» Set task: Extract all lines containing "list".

» Records provided:
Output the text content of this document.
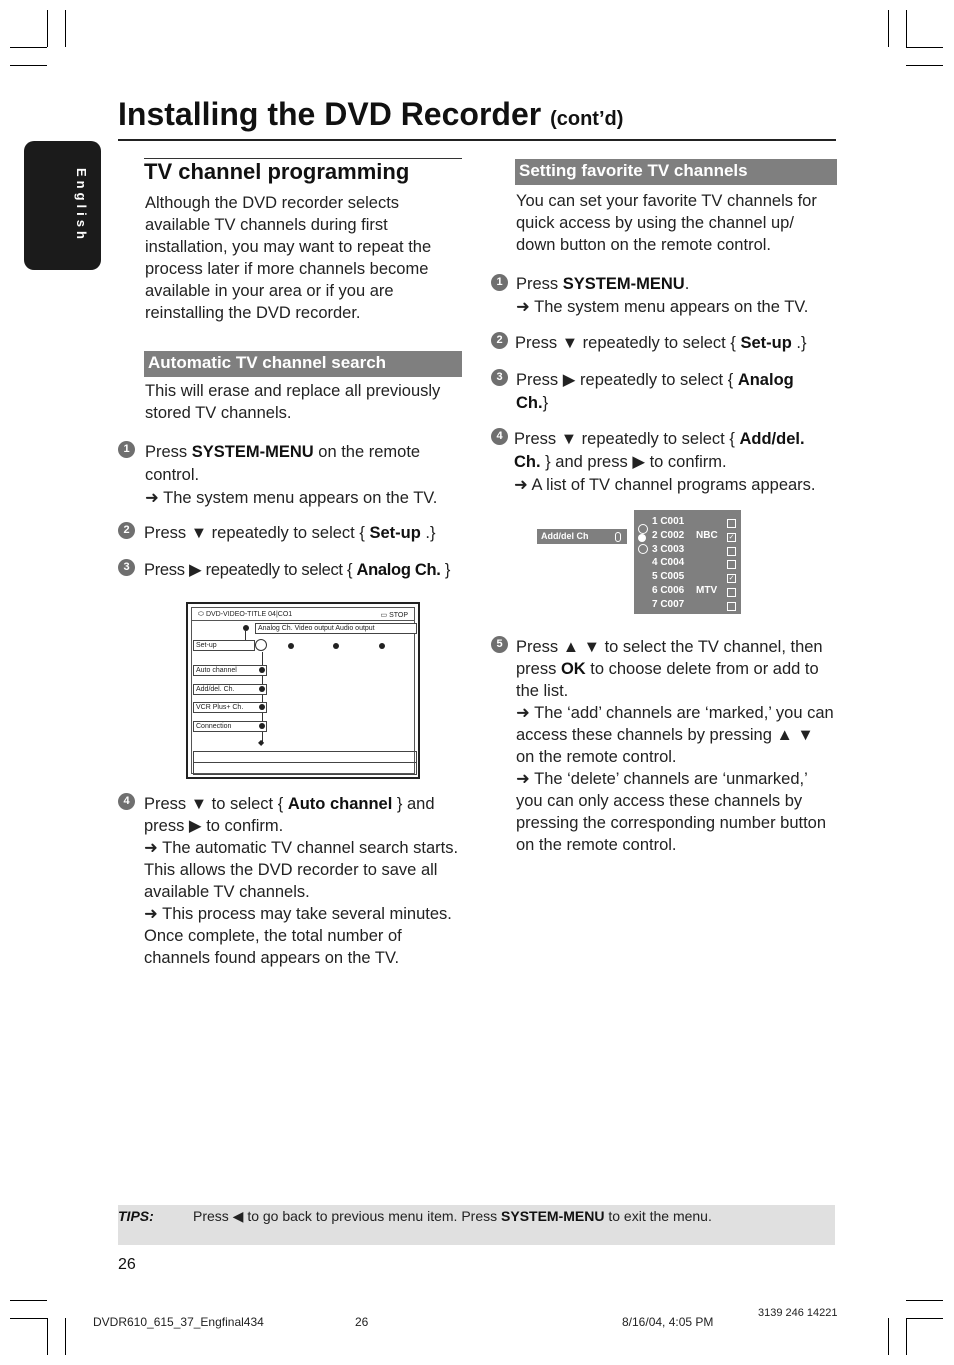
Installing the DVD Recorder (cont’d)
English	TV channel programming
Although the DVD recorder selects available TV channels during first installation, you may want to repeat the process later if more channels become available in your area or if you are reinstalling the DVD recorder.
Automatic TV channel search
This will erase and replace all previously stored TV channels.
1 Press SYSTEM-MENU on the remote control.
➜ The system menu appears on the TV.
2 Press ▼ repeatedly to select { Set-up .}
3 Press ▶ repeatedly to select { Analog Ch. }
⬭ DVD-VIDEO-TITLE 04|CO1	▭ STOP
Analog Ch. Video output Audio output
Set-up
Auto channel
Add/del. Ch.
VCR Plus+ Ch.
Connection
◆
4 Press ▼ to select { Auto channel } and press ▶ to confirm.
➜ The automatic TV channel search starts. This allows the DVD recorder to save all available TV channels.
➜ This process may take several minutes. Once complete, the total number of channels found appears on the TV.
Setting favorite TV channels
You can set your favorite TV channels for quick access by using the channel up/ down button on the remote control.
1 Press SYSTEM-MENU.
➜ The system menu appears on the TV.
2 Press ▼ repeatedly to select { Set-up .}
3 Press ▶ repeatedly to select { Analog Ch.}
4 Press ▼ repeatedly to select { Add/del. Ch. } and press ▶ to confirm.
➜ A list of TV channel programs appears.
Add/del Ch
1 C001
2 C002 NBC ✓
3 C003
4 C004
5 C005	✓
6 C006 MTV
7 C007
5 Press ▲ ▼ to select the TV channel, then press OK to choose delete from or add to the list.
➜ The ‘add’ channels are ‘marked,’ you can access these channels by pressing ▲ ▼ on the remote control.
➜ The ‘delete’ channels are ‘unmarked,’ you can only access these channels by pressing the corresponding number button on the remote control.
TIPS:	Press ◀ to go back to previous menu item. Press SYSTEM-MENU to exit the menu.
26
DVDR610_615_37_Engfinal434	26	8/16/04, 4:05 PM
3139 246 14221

* * *

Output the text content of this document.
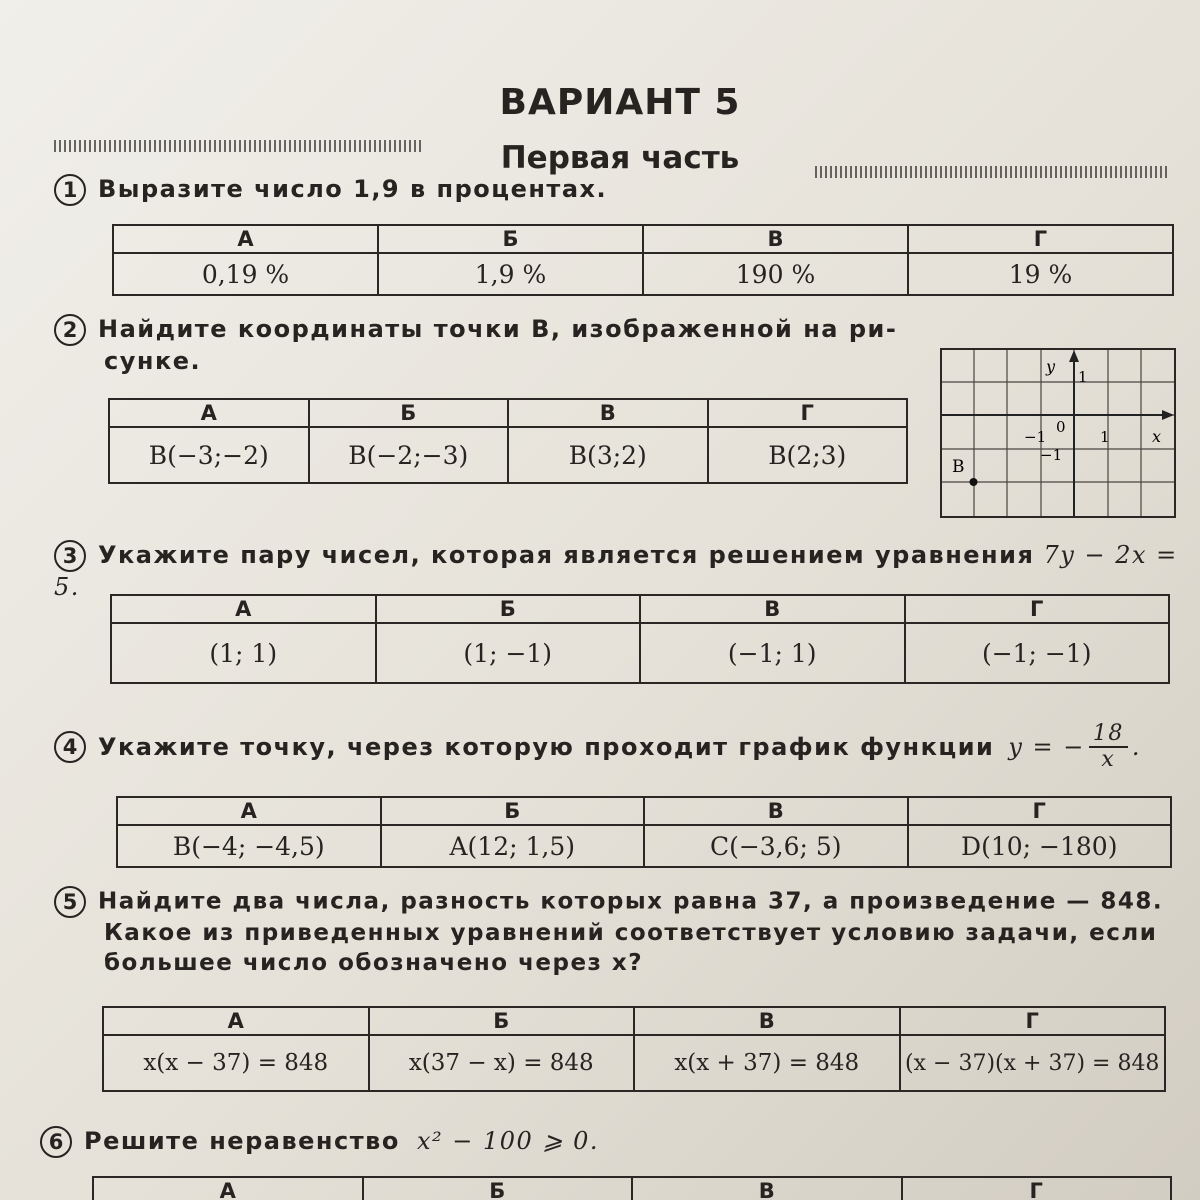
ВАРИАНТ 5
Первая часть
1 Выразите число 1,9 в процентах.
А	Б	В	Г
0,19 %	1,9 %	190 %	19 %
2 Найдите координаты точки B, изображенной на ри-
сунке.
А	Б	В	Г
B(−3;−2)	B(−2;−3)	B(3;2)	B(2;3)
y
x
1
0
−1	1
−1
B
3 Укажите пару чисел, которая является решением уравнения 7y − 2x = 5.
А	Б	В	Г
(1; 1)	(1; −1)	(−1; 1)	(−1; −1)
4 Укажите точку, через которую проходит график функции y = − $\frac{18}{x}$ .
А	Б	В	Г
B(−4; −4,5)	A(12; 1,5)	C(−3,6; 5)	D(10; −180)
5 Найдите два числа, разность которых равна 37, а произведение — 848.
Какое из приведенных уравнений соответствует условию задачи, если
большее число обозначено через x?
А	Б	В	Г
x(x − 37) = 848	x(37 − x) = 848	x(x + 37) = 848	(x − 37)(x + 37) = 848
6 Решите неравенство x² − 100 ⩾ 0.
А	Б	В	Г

...

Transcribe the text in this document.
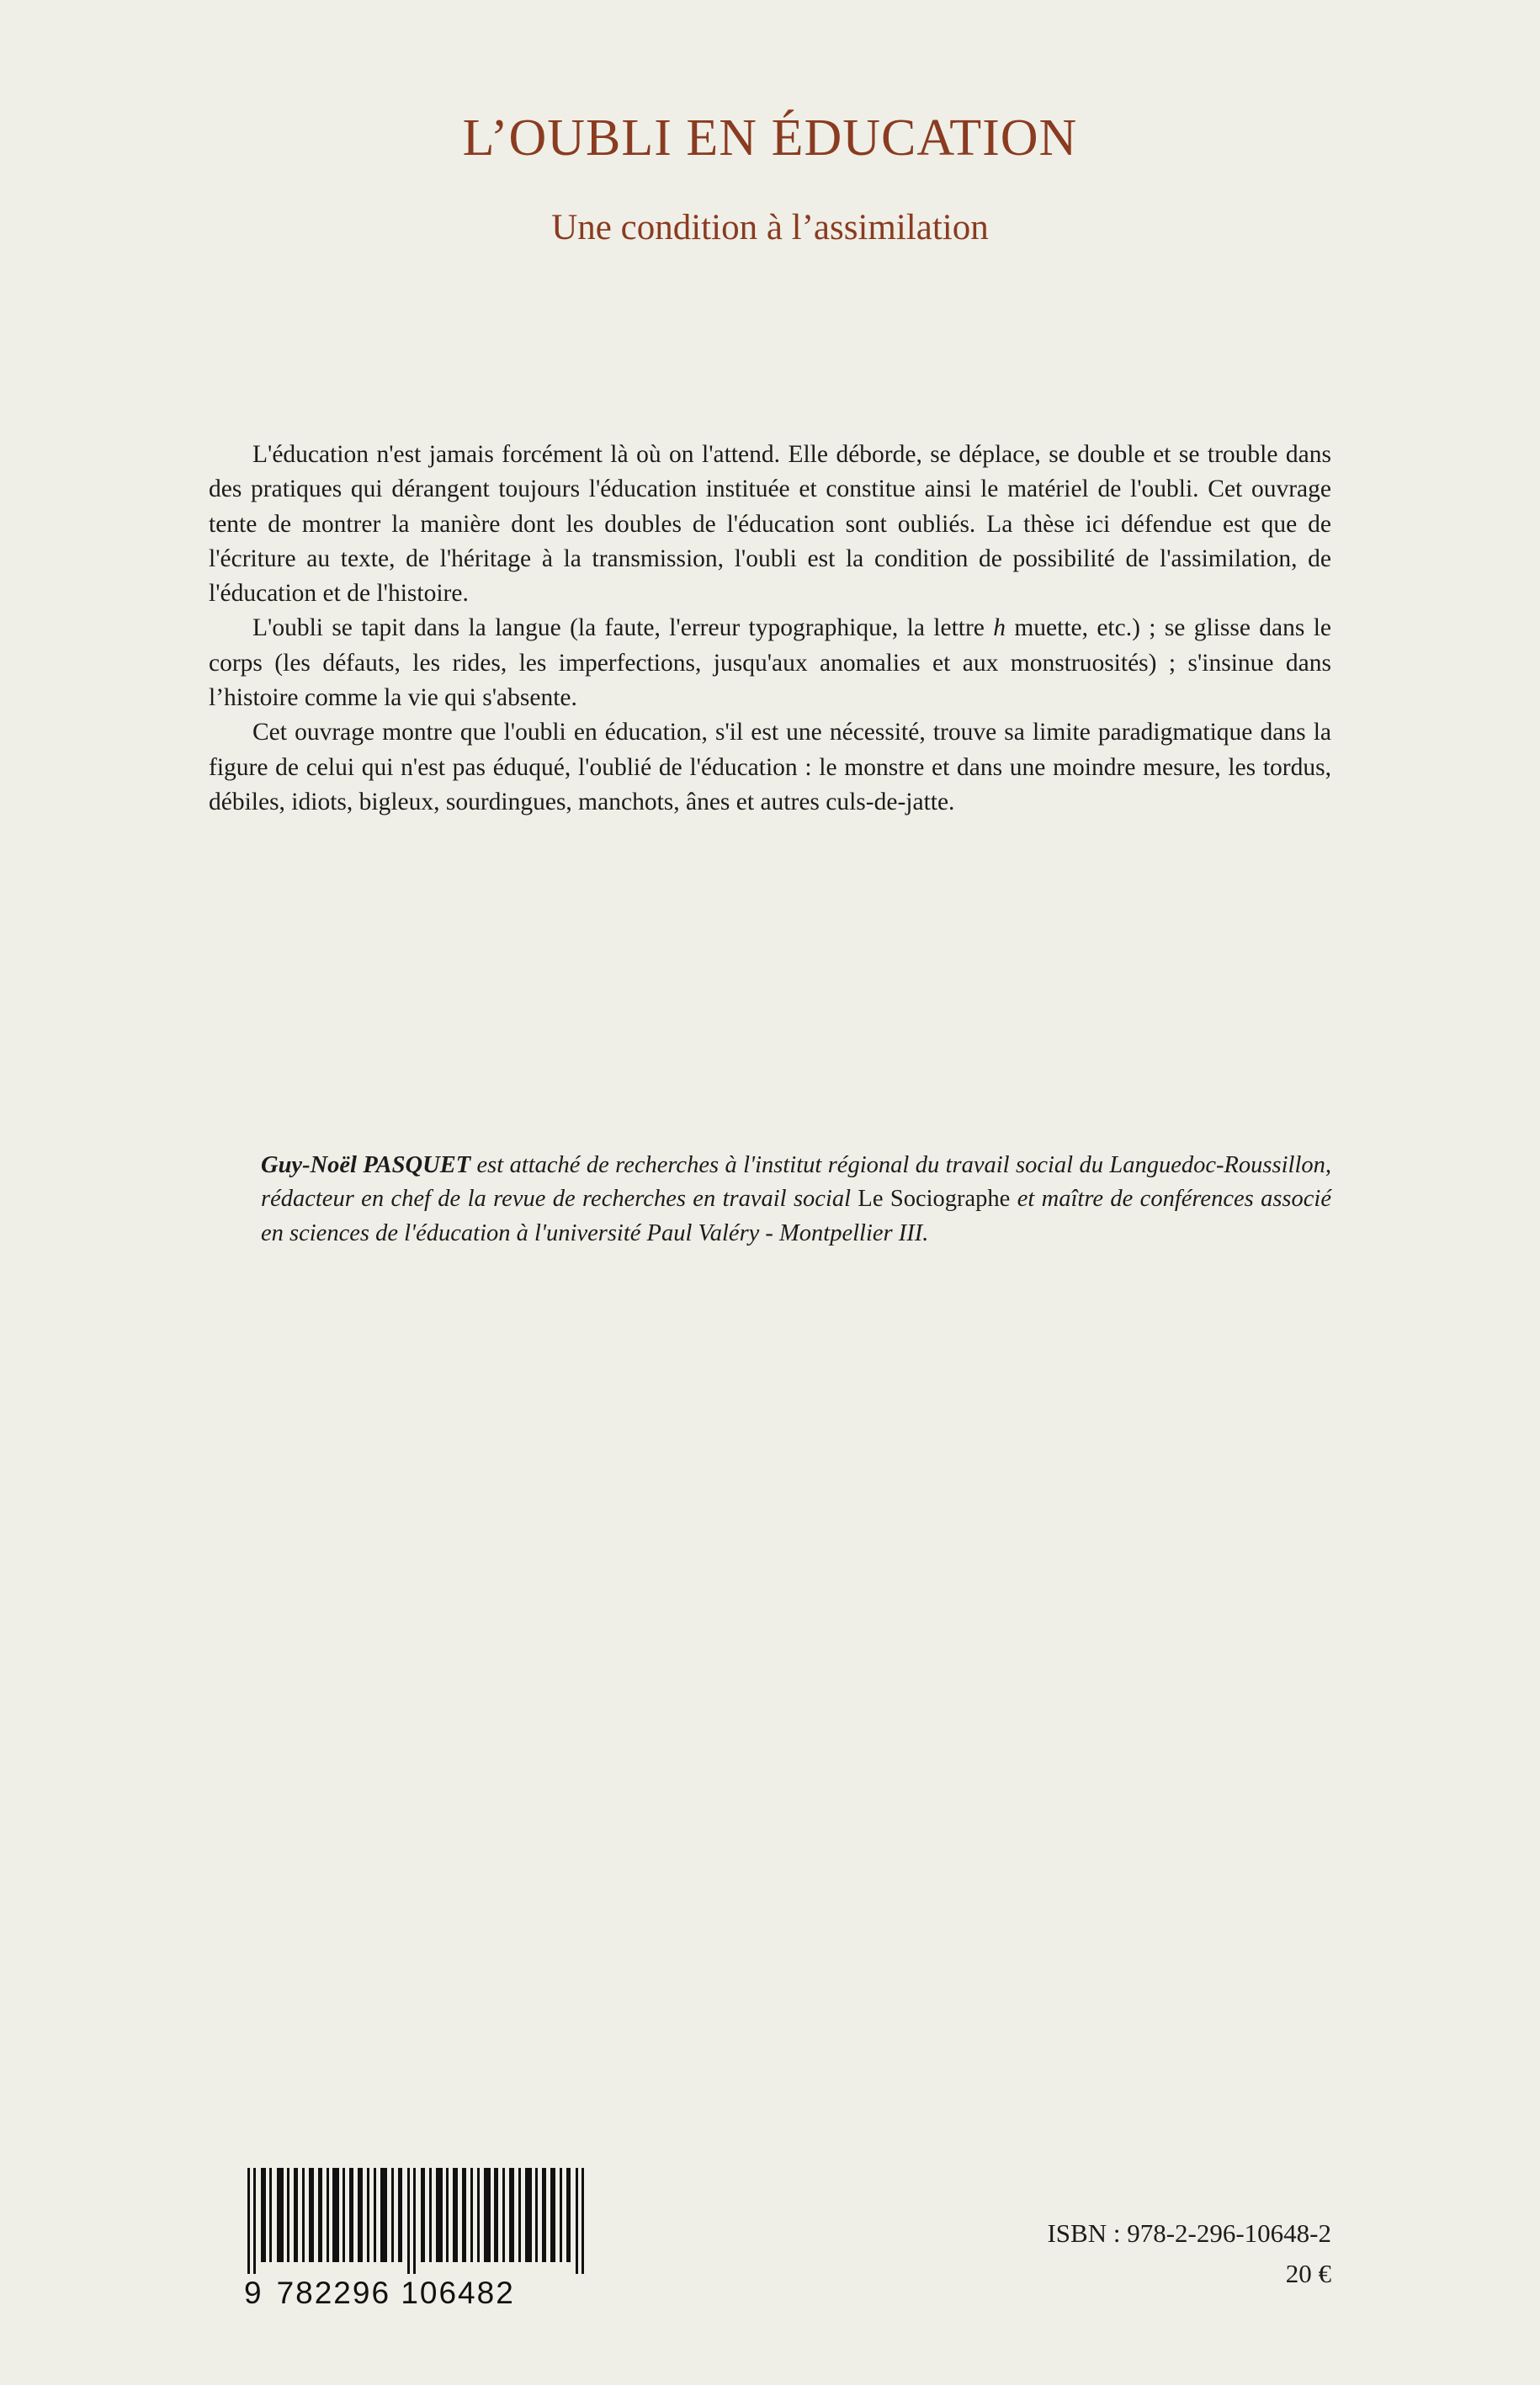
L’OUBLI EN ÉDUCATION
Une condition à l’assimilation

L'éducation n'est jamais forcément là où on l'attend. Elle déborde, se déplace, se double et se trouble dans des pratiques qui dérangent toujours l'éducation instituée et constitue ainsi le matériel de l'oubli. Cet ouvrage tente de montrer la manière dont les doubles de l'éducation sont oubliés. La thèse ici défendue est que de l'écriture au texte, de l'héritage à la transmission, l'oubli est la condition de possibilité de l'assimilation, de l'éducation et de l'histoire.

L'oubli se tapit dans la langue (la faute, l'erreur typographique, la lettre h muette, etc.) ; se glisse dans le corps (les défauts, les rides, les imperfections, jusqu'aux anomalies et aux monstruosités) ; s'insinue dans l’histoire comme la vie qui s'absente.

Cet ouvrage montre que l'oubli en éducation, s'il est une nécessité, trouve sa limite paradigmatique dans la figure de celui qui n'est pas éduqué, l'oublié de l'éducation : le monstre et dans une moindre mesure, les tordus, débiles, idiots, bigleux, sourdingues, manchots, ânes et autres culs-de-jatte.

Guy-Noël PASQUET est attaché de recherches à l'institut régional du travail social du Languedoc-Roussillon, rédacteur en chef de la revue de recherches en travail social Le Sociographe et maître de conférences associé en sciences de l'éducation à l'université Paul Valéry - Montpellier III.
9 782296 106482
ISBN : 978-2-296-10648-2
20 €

» Answer to this task:
➜ A list of TV channel programs appears.
5 Press ▲ ▼ to select the TV channel, then press OK to choose delete from or add to the list.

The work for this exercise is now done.